# start of Dataset rows
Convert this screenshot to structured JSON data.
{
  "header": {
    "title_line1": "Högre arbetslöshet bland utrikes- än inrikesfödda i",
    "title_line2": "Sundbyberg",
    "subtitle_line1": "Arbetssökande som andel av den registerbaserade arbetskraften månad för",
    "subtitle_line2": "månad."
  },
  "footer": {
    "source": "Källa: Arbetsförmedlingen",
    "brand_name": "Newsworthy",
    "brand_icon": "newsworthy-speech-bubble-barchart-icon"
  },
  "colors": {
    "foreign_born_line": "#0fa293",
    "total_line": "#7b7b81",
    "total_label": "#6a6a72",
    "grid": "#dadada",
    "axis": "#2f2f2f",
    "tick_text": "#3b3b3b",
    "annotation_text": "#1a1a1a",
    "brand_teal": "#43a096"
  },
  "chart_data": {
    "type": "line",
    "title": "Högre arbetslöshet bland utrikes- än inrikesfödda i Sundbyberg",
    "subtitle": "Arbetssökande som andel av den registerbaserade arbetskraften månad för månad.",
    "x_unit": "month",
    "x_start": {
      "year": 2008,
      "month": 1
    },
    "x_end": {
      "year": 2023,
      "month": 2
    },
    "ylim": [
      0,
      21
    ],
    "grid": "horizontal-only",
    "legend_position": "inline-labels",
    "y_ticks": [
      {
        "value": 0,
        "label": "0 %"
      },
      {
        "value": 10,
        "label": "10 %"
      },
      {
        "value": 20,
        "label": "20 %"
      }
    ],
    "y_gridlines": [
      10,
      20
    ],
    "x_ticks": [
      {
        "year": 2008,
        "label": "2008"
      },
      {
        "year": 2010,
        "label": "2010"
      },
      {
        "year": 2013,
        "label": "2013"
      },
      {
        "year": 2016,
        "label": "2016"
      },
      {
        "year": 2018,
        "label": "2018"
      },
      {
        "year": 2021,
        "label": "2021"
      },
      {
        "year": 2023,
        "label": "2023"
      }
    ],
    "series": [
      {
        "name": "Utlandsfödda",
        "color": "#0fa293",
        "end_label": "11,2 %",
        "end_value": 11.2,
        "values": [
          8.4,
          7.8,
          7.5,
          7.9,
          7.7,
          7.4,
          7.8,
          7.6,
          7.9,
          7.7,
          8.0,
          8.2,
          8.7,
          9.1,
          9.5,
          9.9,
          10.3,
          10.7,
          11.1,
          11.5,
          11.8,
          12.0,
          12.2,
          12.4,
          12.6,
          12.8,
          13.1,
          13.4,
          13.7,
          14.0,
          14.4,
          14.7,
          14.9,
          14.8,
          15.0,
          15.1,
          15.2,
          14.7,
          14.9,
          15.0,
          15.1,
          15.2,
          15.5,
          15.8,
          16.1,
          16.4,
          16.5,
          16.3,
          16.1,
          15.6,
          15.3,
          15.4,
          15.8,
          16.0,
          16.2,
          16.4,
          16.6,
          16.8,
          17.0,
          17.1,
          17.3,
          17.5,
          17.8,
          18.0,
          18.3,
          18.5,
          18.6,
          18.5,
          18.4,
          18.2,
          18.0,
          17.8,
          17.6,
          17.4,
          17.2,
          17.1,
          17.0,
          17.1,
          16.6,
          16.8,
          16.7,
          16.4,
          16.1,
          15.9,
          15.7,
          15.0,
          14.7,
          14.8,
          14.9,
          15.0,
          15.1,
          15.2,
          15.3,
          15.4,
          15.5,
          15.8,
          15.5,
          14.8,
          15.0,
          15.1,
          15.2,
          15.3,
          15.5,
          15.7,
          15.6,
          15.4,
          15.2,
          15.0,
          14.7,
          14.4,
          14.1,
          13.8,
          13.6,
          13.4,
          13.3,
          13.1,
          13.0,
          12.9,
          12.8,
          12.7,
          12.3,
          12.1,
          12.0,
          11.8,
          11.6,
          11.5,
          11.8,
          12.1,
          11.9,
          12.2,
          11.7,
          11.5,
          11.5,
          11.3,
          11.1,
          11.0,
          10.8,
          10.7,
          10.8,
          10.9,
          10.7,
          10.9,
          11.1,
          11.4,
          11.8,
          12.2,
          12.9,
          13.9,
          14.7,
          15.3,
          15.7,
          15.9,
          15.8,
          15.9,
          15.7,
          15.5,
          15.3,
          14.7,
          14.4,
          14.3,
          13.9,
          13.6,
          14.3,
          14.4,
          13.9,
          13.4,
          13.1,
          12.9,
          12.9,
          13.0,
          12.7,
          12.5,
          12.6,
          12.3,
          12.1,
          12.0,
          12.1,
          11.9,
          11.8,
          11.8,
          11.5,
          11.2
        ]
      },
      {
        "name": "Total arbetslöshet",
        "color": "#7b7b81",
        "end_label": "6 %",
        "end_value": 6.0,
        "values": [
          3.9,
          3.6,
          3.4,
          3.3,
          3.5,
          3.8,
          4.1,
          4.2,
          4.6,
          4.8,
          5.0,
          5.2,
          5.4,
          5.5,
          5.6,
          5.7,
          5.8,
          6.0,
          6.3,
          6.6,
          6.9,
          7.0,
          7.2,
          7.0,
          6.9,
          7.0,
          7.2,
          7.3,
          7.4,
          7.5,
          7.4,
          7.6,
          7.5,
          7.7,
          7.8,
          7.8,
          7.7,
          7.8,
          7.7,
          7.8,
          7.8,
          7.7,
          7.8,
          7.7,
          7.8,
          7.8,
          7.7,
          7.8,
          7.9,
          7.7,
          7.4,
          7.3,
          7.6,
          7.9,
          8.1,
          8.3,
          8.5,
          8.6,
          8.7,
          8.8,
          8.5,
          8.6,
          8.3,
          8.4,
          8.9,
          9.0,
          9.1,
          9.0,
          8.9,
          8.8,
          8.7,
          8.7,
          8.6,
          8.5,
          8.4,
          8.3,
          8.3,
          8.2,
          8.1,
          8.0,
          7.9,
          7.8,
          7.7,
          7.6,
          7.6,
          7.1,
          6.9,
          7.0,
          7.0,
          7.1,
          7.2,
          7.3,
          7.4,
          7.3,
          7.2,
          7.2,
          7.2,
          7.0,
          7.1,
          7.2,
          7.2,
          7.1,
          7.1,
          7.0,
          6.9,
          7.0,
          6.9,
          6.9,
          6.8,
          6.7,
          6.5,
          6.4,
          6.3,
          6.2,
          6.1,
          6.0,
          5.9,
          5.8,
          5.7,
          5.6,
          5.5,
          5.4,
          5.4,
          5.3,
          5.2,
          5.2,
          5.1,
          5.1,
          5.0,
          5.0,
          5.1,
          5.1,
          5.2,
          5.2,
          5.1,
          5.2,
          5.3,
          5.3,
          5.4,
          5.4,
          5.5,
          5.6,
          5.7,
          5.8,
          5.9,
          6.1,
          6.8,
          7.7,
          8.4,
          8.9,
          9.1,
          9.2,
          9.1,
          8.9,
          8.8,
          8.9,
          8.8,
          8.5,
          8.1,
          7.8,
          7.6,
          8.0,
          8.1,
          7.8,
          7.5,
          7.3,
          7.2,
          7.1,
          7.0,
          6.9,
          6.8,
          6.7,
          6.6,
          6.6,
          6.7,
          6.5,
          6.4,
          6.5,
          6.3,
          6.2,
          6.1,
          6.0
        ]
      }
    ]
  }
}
# end of Dataset rows
Exercise instructions >> Using the material above, report each line where "Högre" occurs.

Exercise result >>
    "title_line1": "Högre arbetslöshet bland utrikes- än inrikesfödda i",
    "title": "Högre arbetslöshet bland utrikes- än inrikesfödda i Sundbyberg",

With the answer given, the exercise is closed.